(TASK BRIEF): Identify the lines containing the word "grade". Copy each one.

(MATERIAL PROVIDED):
↓↓↓

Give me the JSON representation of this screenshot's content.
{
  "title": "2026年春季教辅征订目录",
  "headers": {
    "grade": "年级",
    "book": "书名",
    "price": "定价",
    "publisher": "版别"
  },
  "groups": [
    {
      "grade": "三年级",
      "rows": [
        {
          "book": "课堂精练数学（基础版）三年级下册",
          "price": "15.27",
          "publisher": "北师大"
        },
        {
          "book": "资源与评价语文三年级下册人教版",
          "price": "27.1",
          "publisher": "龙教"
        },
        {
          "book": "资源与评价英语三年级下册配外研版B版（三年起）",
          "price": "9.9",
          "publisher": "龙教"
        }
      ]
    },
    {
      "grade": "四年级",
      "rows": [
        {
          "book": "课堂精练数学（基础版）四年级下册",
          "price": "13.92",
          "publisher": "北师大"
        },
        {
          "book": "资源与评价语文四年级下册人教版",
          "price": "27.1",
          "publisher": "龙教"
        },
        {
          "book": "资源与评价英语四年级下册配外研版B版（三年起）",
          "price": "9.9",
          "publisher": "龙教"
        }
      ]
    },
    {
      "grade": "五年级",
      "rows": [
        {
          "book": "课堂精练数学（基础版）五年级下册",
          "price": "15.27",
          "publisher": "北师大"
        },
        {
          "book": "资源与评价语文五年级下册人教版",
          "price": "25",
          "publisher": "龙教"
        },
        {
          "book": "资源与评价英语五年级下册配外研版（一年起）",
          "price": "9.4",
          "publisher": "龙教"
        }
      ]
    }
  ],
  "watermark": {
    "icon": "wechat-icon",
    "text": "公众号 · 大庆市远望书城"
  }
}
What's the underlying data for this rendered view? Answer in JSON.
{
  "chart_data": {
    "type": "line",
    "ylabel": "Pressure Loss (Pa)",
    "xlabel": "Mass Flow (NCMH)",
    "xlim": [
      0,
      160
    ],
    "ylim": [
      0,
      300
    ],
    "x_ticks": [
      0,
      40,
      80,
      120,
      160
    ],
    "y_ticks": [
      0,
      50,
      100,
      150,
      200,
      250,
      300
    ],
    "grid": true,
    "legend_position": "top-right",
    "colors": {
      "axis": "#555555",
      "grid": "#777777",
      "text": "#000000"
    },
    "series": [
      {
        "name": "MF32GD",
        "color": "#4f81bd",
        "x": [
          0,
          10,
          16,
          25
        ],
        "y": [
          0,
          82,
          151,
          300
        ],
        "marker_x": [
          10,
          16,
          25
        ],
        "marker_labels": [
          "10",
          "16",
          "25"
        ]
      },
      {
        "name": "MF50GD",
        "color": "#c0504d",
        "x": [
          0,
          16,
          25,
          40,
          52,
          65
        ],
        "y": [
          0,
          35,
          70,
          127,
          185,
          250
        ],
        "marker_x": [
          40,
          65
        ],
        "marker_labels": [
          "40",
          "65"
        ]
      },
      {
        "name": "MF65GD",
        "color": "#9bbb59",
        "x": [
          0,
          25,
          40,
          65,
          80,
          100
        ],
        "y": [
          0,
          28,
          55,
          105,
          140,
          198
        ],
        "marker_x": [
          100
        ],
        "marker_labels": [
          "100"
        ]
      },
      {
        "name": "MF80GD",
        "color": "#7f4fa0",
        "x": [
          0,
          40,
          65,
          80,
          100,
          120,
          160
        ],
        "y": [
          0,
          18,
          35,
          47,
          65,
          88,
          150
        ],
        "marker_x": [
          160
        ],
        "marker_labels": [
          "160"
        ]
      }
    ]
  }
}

↑↑↑

(EXERCISE RESPONSE):
    "grade": "年级",
      "grade": "三年级",
      "grade": "四年级",
      "grade": "五年级",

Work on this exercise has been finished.